## [TASK STATEMENT]
How many lines hold the string "force"? Reply with the number alone.

## [RECORDS TO USE]
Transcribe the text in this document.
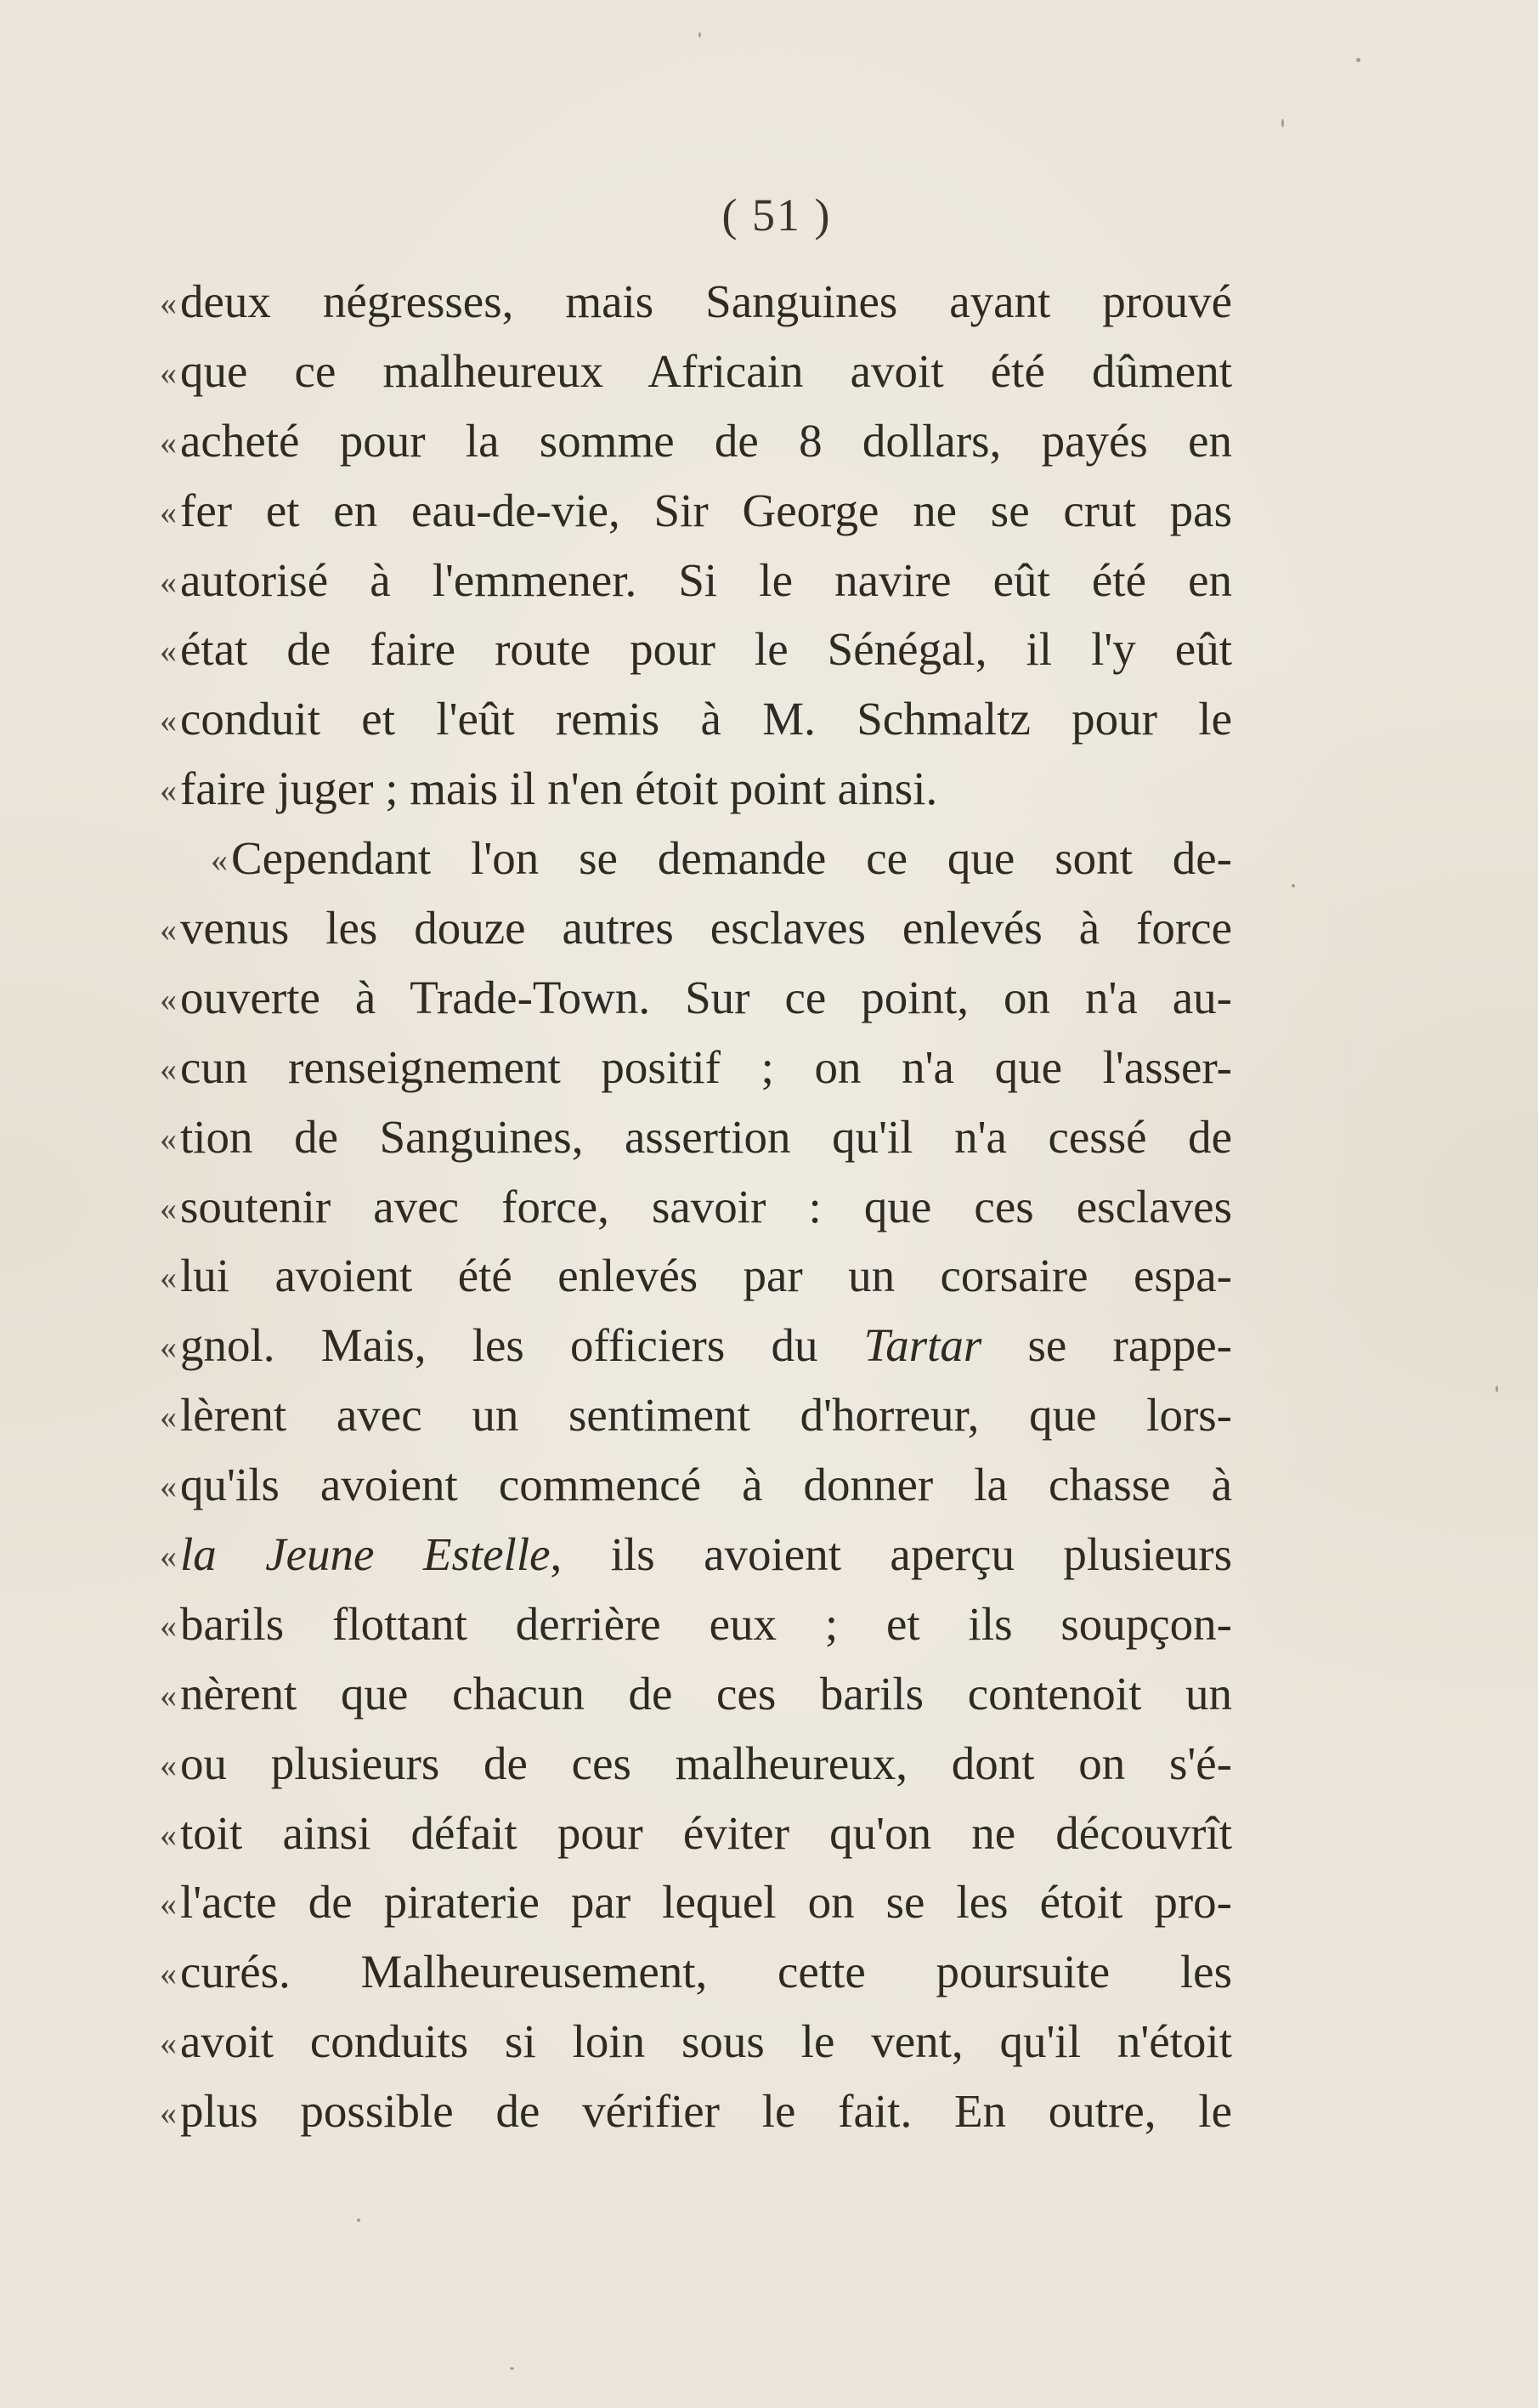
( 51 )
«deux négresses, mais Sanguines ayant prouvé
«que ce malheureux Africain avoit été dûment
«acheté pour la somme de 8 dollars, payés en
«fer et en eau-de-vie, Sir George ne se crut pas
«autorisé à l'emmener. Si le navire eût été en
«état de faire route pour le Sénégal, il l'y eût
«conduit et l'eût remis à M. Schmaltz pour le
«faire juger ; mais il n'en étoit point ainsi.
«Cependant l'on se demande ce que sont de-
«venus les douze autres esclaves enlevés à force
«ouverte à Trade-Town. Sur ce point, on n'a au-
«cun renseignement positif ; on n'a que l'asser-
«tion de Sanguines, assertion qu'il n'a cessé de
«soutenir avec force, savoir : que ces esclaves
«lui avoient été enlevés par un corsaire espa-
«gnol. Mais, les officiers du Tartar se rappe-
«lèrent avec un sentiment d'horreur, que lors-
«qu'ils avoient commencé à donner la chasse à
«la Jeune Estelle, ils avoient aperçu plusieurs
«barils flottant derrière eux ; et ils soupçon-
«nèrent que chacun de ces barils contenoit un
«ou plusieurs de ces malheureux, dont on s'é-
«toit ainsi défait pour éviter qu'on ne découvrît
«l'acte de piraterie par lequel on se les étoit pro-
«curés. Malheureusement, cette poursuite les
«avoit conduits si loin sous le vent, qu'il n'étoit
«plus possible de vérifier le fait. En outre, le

--

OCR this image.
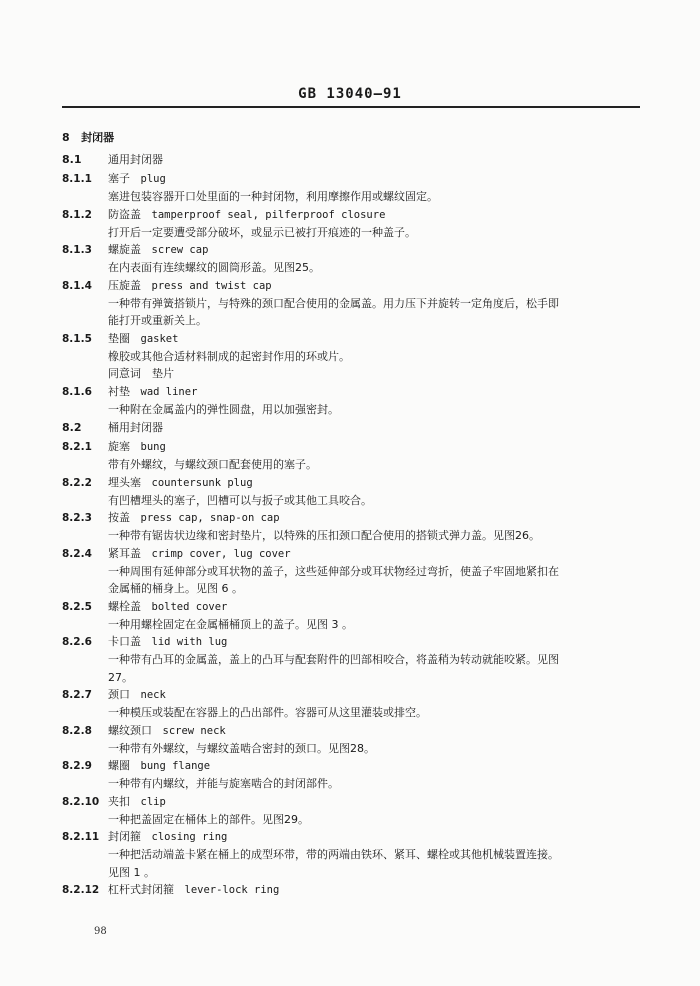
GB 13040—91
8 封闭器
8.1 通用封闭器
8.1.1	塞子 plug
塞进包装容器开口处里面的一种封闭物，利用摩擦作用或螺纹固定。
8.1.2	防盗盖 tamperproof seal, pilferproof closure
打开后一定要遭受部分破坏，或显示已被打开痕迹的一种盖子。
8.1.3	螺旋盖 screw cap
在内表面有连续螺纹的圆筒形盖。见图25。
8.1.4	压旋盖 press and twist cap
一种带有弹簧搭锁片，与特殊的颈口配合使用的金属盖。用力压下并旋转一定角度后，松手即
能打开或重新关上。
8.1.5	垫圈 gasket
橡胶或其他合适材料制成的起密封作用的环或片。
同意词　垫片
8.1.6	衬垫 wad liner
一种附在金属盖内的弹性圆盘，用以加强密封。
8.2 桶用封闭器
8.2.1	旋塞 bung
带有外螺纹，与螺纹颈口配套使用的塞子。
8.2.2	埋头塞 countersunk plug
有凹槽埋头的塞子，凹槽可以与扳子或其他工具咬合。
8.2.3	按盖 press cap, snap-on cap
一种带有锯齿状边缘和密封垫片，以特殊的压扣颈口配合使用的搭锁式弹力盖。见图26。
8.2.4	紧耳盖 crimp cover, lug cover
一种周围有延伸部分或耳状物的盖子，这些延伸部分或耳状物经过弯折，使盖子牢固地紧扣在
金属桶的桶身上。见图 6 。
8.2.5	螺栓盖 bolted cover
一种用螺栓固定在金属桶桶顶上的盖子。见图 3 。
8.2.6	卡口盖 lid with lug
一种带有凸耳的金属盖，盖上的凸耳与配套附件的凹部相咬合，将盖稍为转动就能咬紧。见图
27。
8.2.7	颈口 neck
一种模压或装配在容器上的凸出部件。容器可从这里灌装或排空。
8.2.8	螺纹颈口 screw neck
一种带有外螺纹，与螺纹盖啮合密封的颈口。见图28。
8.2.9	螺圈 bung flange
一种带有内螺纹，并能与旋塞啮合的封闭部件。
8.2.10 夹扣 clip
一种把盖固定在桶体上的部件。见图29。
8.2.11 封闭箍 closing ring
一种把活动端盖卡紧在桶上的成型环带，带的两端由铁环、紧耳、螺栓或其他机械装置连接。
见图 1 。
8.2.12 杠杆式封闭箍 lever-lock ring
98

* * *

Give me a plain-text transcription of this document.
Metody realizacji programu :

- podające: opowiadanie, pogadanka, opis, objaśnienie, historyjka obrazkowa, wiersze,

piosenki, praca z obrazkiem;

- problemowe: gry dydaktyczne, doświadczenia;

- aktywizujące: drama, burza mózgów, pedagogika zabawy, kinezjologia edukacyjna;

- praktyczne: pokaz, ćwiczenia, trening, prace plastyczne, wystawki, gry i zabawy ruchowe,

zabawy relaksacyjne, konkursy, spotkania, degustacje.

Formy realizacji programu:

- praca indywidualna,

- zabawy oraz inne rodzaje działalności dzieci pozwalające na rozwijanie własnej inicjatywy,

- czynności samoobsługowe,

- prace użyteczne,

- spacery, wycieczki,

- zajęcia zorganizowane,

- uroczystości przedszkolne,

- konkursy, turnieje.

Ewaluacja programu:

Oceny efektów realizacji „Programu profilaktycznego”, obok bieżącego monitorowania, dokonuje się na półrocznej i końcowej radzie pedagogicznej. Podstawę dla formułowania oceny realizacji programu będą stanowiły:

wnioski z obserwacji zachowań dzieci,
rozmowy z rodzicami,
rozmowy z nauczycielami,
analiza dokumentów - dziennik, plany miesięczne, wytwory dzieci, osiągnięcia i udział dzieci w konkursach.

## [WRITTEN SOLUTION]
2